(Stated task) Quote the whole listing verbatim.

(Exercise input)
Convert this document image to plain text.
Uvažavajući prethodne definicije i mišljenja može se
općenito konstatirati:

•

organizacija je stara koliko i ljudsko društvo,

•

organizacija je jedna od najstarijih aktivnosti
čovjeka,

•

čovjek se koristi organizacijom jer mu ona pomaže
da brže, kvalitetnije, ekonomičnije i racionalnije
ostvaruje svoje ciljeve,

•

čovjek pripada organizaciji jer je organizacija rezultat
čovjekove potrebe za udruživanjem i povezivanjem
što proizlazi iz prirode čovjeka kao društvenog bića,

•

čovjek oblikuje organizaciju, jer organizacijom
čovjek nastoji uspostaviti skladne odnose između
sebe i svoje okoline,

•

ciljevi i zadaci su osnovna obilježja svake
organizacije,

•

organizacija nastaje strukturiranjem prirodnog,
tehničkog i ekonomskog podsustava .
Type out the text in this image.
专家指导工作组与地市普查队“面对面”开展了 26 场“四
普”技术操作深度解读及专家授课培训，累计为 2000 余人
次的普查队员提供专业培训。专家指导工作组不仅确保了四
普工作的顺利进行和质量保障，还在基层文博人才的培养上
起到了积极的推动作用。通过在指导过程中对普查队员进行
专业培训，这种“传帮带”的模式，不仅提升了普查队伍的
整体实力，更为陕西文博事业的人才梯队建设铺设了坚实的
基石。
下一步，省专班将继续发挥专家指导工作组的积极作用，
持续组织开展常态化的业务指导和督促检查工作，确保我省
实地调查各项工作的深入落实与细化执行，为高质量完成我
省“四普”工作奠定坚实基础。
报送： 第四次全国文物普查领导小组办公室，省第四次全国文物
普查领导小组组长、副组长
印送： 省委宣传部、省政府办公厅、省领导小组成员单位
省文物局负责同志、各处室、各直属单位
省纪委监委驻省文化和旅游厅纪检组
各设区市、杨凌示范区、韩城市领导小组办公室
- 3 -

(Solution for this task)
Convert this document image to plain text.
Uvažavajući prethodne definicije i mišljenja može se
općenito konstatirati:

•

organizacija je stara koliko i ljudsko društvo,

•

organizacija je jedna od najstarijih aktivnosti
čovjeka,

•

čovjek se koristi organizacijom jer mu ona pomaže
da brže, kvalitetnije, ekonomičnije i racionalnije
ostvaruje svoje ciljeve,

•

čovjek pripada organizaciji jer je organizacija rezultat
čovjekove potrebe za udruživanjem i povezivanjem
što proizlazi iz prirode čovjeka kao društvenog bića,

•

čovjek oblikuje organizaciju, jer organizacijom
čovjek nastoji uspostaviti skladne odnose između
sebe i svoje okoline,

•

ciljevi i zadaci su osnovna obilježja svake
organizacije,

•

organizacija nastaje strukturiranjem prirodnog,
tehničkog i ekonomskog podsustava .
Type out the text in this image.
专家指导工作组与地市普查队“面对面”开展了 26 场“四
普”技术操作深度解读及专家授课培训，累计为 2000 余人
次的普查队员提供专业培训。专家指导工作组不仅确保了四
普工作的顺利进行和质量保障，还在基层文博人才的培养上
起到了积极的推动作用。通过在指导过程中对普查队员进行
专业培训，这种“传帮带”的模式，不仅提升了普查队伍的
整体实力，更为陕西文博事业的人才梯队建设铺设了坚实的
基石。
下一步，省专班将继续发挥专家指导工作组的积极作用，
持续组织开展常态化的业务指导和督促检查工作，确保我省
实地调查各项工作的深入落实与细化执行，为高质量完成我
省“四普”工作奠定坚实基础。
报送： 第四次全国文物普查领导小组办公室，省第四次全国文物
普查领导小组组长、副组长
印送： 省委宣传部、省政府办公厅、省领导小组成员单位
省文物局负责同志、各处室、各直属单位
省纪委监委驻省文化和旅游厅纪检组
各设区市、杨凌示范区、韩城市领导小组办公室
- 3 -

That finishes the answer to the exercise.